_WORK TO COMPLETE_.
A: In the tool description review, how many parameters does the input schema have, and what is that parameter called?
B: Reproduce the part of the tool description review that opens with the words containing "Complex tools with" and closes with "fails to compensate.".
C: Write what comes next in the tool description review, picking up after its final sentence.

_SUPPLIED TEXT_.
────────────────────

Does the description disclose side effects, auth requirements, rate limits, or destructive behavior?

No annotations are provided, so the description carries the full burden of behavioral disclosure. 'Get DAG stats' provides no information about what the tool actually does behaviorally - whether it's a read-only operation, what permissions might be required, whether it has side effects, what format the statistics are returned in, or any limitations. The description is completely inadequate for understanding the tool's behavior.

Agents need to know what a tool does to the world before calling it. Descriptions should go beyond structured annotations to explain consequences.

Conciseness3/5

Is the description appropriately sized, front-loaded, and free of redundancy?

The description is extremely concise at just three words, which could be appropriate if it were more informative. However, this brevity comes at the cost of being under-specified rather than efficiently informative. There's no structure to speak of - it's a single phrase with no front-loading of critical information.

Shorter descriptions cost fewer tokens and are easier for agents to parse. Every sentence should earn its place.

Completeness1/5

Given the tool's complexity, does the description cover enough for an agent to succeed on first attempt?

Given the complexity of DAG systems, the lack of annotations, 0% schema description coverage, and no output schema, the description is completely inadequate. 'Get DAG stats' doesn't explain what statistics are returned, how they're formatted, what the optional dag_ids parameter does, or any behavioral characteristics. For a tool in a complex workflow orchestration system with many similar tools, this minimal description provides insufficient context.

Complex tools with many parameters or behaviors need more documentation. Simple tools need less. This dimension scales expectations accordingly.

Parameters1/5

Does the description clarify parameter syntax, constraints, interactions, or defaults beyond what the schema provides?

The input schema has 1 parameter (dag_ids) with 0% description coverage, meaning the schema provides no semantic information about this parameter. The description 'Get DAG stats' adds nothing about what the dag_ids parameter does, whether it's required, what format it expects, or how it affects the results. For a tool with undocumented parameters, the description fails to compensate.

────────────────────

_DATA UNDER STUDY_.
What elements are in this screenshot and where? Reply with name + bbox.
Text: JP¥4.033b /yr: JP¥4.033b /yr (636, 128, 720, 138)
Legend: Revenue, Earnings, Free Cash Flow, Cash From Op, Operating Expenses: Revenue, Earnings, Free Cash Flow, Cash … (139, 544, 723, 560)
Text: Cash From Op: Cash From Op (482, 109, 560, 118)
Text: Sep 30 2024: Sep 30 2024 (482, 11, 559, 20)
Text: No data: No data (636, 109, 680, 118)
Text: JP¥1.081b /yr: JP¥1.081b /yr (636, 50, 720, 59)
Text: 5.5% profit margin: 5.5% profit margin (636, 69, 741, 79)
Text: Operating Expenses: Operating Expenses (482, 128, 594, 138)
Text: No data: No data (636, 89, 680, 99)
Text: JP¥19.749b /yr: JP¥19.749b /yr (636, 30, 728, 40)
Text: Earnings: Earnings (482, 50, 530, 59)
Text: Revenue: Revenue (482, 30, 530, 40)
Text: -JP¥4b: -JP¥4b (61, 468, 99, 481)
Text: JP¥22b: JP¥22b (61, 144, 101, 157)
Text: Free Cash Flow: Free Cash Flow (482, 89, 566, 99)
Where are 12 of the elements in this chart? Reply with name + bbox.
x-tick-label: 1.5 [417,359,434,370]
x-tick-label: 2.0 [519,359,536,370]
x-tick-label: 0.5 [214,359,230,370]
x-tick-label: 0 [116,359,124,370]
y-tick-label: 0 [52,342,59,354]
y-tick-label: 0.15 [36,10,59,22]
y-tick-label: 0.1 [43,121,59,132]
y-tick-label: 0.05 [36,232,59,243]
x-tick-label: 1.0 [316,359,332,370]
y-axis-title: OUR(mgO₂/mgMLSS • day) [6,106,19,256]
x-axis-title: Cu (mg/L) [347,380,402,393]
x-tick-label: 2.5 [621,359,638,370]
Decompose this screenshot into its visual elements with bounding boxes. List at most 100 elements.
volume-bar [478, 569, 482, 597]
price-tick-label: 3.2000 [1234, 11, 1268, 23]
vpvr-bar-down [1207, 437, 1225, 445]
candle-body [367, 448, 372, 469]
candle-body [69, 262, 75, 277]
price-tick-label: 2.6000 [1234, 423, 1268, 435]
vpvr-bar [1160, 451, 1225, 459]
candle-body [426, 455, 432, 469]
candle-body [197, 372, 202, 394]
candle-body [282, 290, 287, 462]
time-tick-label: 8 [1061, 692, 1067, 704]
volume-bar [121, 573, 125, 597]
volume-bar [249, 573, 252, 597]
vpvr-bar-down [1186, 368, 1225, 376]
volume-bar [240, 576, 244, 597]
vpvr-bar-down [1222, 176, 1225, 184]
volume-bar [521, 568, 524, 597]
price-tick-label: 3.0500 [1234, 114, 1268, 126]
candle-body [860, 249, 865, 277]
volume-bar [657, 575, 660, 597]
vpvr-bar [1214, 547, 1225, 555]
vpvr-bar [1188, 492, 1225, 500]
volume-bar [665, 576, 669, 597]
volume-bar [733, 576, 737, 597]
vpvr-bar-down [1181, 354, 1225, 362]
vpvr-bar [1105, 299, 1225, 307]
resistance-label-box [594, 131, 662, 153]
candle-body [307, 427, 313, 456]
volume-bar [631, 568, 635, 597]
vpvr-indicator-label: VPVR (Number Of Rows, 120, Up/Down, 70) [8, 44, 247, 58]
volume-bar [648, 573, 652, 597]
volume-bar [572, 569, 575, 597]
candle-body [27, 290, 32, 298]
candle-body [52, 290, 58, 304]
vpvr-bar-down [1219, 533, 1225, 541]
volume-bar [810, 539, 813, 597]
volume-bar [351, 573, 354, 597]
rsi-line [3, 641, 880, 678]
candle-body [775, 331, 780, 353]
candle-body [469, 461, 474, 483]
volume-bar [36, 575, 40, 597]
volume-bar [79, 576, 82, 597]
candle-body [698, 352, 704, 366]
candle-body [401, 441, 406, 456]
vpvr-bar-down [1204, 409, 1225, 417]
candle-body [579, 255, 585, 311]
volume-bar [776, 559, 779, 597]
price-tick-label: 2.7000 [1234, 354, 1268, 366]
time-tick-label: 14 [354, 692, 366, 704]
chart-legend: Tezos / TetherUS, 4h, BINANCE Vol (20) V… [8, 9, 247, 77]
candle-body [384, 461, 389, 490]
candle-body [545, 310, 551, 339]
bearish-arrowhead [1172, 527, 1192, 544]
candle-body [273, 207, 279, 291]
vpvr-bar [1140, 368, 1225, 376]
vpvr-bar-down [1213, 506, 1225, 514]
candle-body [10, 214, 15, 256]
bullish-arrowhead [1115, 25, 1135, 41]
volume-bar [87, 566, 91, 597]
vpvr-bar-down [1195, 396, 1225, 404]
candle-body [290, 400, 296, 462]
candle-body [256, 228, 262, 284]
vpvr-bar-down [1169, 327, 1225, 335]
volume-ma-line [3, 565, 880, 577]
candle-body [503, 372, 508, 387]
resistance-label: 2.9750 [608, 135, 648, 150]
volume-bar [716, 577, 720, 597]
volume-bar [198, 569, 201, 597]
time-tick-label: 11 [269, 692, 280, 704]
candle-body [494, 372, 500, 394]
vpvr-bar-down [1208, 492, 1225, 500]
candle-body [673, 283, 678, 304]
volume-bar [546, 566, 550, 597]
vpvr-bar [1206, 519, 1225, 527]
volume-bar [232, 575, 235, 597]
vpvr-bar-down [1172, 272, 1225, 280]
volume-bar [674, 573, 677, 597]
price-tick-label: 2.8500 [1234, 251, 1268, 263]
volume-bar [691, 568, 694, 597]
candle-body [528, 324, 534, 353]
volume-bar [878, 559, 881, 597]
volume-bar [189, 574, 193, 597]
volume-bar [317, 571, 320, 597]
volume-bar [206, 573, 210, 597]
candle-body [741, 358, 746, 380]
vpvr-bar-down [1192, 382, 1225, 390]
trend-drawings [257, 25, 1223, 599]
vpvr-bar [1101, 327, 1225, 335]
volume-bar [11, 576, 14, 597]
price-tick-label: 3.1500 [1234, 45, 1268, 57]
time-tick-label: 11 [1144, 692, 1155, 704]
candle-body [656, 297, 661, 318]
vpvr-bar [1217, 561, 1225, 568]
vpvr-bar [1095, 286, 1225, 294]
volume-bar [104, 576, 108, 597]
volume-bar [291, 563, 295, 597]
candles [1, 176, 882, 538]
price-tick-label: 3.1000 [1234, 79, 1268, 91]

────────────────────

_ANSWERS FOR THE EXERCISE_.
A: One parameter, called dag_ids.

B:
Complex tools with many parameters or behaviors need more documentation. Simple tools need less. This dimension scales expectations accordingly.

Parameters1/5

Does the description clarify parameter syntax, constraints, interactions, or defaults beyond what the schema provides?

The input schema has 1 parameter (dag_ids) with 0% description coverage, meaning the schema provides no semantic information about this parameter. The description 'Get DAG stats' adds nothing about what the dag_ids parameter does, whether it's required, what format it expects, or how it affects the results. For a tool with undocumented parameters, the description fails to compensate.

C:
Input schemas describe structure but not intent. Descriptions should explain non-obvious parameter relationships and valid value ranges.

Purpose2/5

Does the description clearly state what the tool does and how it differs from similar tools?

The description 'Get DAG stats' is a tautology that essentially restates the tool name. While it indicates the tool retrieves statistics about DAGs (Directed Acyclic Graphs), it lacks specificity about what kind of statistics (e.g., execution metrics, status counts, performance data) or what scope of DAGs it covers. It doesn't differentiate from sibling tools like get_dag, get_dag_details, or get_dag_runs which also retrieve DAG-related information.

Agents choose between tools based on descriptions. A clear purpose with a specific verb and resource helps agents select the right tool.

Usage Guidelines1/5

Does the description explain when to use this tool, when not to, or what alternatives exist?

The description provides no guidance on when to use this tool versus alternatives. With many sibling tools that retrieve DAG information (get_dag, get_dag_details, get_dag_runs, get_dag_tasks, etc.), there's no indication of what makes this tool unique or when it should be preferred. No context about prerequisites, constraints, or typical use cases is mentioned.

Agents often have multiple tools that could apply. Explicit usage guidance like "use X instead of Y when Z" prevents misuse.